REQUIRED WORK -> Note each line that includes the word "many". Copy those lines.

── EXERCISE INPUTS ──

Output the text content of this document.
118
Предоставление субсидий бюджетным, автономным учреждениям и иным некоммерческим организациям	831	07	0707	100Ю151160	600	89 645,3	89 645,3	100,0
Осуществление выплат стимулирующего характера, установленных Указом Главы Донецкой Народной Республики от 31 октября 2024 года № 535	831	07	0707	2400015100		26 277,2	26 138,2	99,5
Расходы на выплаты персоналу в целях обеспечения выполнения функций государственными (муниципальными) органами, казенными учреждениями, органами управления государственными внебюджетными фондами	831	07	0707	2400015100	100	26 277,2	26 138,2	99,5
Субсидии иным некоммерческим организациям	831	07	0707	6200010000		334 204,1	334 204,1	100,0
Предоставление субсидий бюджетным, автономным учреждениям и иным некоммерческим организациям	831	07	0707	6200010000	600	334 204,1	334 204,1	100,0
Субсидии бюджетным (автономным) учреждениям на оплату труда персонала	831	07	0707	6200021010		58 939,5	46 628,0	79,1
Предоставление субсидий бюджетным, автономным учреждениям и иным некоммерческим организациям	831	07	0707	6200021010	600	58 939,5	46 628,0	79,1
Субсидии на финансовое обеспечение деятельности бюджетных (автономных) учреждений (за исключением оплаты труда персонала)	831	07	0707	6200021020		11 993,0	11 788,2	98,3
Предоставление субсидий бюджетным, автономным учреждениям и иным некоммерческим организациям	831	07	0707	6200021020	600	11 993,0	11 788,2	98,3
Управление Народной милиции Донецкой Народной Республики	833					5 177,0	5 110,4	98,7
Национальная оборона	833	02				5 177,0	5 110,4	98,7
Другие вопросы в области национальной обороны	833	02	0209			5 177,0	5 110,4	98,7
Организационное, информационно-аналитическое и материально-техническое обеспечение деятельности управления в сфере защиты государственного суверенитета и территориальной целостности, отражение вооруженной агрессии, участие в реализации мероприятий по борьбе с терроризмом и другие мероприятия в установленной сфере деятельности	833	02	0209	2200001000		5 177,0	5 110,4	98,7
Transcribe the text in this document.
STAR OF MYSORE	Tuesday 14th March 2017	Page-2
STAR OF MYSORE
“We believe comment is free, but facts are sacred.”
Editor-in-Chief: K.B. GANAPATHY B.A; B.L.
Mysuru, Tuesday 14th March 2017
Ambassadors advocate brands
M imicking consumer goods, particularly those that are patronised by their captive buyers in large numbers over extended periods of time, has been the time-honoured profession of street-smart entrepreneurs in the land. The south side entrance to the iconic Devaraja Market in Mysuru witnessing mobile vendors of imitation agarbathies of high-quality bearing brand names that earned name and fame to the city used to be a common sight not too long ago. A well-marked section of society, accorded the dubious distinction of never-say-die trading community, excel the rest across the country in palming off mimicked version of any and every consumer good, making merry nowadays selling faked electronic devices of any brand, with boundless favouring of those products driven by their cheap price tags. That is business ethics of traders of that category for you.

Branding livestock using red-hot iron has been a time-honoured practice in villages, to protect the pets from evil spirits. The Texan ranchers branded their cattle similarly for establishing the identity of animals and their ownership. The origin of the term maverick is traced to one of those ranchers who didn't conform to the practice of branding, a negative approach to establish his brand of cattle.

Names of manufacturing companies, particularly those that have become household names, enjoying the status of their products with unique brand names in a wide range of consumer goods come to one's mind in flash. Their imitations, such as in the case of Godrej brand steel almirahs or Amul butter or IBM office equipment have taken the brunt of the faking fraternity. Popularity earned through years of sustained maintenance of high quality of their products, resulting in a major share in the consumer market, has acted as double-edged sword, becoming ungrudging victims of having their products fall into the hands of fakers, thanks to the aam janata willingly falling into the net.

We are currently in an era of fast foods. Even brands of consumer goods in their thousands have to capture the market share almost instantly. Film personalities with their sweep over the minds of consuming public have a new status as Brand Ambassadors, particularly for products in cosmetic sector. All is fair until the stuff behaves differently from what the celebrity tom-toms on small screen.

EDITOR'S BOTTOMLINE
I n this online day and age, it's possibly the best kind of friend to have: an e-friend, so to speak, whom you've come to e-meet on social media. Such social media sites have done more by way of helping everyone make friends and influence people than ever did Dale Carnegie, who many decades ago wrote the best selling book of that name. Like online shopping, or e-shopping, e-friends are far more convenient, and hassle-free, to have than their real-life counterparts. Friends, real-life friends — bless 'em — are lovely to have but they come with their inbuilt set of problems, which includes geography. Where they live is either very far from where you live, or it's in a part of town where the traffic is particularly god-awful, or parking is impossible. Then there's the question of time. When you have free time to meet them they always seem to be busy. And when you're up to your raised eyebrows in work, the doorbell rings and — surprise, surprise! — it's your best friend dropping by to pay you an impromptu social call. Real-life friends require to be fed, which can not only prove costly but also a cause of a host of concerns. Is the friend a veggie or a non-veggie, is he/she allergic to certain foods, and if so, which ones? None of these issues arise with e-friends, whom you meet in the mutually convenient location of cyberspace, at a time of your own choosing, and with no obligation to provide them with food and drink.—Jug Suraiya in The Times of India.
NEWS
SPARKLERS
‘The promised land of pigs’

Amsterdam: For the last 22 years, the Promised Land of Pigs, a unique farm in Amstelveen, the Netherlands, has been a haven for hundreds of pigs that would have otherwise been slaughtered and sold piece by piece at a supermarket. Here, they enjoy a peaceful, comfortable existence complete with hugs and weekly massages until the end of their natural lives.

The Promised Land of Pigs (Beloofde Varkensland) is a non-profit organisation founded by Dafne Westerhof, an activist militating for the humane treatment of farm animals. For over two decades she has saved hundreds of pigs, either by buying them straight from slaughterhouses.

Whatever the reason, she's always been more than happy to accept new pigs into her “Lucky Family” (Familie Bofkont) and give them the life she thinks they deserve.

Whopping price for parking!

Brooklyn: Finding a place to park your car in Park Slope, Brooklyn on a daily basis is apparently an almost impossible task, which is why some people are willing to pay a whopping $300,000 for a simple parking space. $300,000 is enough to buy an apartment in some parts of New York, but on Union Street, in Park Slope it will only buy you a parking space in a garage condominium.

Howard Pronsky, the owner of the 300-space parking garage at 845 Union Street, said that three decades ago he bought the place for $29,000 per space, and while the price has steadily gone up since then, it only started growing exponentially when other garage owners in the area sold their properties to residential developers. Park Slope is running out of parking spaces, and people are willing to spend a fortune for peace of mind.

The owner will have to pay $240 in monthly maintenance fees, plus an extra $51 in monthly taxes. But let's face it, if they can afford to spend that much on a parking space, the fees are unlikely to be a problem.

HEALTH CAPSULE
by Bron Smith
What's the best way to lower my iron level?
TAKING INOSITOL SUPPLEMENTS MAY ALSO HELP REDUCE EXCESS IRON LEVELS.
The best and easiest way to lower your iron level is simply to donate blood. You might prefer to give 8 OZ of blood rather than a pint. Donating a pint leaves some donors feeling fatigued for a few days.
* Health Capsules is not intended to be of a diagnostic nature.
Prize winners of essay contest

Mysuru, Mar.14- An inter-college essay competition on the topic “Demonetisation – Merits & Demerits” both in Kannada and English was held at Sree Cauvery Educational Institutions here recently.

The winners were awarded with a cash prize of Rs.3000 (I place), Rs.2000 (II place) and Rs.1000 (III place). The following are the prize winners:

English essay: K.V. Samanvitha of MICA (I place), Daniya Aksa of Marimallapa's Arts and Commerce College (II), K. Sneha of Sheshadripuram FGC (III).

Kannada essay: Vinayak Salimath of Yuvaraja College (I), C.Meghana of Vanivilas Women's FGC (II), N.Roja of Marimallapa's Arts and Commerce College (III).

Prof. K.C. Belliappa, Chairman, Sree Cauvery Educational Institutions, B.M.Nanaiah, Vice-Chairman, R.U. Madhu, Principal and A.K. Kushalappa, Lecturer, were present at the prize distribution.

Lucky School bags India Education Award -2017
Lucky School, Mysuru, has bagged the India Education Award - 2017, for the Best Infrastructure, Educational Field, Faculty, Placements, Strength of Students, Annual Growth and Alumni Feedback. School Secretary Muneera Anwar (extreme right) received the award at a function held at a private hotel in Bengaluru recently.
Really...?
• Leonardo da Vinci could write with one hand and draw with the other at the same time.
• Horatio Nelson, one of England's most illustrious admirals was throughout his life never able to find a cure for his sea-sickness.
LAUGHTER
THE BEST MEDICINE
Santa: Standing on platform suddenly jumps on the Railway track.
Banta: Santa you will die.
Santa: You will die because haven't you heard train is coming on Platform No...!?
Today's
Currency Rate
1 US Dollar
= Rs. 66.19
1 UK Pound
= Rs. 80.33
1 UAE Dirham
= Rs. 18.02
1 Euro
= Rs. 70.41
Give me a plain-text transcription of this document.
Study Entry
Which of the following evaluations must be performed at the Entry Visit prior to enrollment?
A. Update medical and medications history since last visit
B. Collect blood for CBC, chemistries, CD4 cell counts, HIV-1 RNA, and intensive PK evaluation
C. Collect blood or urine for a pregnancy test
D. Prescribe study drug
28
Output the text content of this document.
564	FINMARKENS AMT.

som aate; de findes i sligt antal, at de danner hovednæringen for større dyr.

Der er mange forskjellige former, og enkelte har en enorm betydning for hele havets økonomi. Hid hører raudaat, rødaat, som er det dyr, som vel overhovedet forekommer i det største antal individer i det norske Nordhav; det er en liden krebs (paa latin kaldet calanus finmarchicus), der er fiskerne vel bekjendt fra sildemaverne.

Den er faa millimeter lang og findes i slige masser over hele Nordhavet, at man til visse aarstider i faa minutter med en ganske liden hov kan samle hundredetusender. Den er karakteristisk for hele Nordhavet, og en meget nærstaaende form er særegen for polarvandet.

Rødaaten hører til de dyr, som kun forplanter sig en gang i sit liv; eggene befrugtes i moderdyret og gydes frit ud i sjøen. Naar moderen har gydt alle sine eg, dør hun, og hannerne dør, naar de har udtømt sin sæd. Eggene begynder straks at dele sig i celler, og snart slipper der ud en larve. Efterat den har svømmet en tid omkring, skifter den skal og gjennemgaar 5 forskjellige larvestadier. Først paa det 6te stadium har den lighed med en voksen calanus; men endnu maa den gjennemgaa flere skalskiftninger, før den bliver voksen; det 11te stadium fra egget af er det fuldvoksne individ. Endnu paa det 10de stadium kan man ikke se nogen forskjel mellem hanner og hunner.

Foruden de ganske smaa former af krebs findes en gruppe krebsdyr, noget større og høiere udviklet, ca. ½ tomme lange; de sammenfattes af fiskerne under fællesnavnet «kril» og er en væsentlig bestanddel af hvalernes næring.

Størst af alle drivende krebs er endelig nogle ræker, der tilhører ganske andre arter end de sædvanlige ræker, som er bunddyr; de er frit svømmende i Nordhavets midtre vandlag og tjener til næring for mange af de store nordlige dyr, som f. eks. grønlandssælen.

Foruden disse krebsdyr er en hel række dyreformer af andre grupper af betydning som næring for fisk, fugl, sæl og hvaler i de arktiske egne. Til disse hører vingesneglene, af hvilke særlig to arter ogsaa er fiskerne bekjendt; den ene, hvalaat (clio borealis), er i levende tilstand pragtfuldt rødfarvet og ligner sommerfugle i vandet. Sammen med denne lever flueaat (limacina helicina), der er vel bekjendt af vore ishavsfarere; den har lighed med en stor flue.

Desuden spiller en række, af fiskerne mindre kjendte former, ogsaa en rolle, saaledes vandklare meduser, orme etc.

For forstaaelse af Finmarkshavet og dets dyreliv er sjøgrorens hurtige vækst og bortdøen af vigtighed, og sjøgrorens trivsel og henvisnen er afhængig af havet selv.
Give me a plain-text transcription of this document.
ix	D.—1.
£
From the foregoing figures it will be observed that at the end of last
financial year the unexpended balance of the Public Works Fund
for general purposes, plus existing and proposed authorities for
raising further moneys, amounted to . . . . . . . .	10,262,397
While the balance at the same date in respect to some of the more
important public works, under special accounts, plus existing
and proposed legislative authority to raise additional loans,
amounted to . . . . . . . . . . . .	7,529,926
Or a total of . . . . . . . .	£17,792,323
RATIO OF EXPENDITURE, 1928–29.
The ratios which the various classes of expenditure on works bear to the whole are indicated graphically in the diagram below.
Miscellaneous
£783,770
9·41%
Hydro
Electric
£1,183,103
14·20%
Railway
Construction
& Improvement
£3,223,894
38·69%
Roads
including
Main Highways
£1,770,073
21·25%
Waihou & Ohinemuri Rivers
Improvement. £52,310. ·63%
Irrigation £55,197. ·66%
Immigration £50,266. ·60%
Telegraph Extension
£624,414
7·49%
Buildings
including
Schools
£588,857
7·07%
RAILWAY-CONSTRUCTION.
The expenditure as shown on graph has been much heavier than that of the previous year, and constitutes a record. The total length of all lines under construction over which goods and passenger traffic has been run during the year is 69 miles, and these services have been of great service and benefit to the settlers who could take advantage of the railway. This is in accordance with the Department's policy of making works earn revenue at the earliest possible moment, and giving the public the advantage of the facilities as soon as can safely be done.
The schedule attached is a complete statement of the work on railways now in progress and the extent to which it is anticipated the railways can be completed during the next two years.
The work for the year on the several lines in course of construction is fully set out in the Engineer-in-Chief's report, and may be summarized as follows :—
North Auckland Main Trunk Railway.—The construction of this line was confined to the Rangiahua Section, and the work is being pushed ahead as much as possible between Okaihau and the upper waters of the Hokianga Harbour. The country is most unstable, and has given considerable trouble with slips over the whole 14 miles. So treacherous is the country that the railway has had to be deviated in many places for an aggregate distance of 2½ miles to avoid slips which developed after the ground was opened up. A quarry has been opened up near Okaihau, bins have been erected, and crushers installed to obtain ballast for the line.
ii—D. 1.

───

WRITTEN SOLUTION ->
I n this online day and age, it's possibly the best kind of friend to have: an e-friend, so to speak, whom you've come to e-meet on social media. Such social media sites have done more by way of helping everyone make friends and influence people than ever did Dale Carnegie, who many decades ago wrote the best selling book of that name. Like online shopping, or e-shopping, e-friends are far more convenient, and hassle-free, to have than their real-life counterparts. Friends, real-life friends — bless 'em — are lovely to have but they come with their inbuilt set of problems, which includes geography. Where they live is either very far from where you live, or it's in a part of town where the traffic is particularly god-awful, or parking is impossible. Then there's the question of time. When you have free time to meet them they always seem to be busy. And when you're up to your raised eyebrows in work, the doorbell rings and — surprise, surprise! — it's your best friend dropping by to pay you an impromptu social call. Real-life friends require to be fed, which can not only prove costly but also a cause of a host of concerns. Is the friend a veggie or a non-veggie, is he/she allergic to certain foods, and if so, which ones? None of these issues arise with e-friends, whom you meet in the mutually convenient location of cyberspace, at a time of your own choosing, and with no obligation to provide them with food and drink.—Jug Suraiya in The Times of India.
North Auckland Main Trunk Railway.—The construction of this line was confined to the Rangiahua Section, and the work is being pushed ahead as much as possible between Okaihau and the upper waters of the Hokianga Harbour. The country is most unstable, and has given considerable trouble with slips over the whole 14 miles. So treacherous is the country that the railway has had to be deviated in many places for an aggregate distance of 2½ miles to avoid slips which developed after the ground was opened up. A quarry has been opened up near Okaihau, bins have been erected, and crushers installed to obtain ballast for the line.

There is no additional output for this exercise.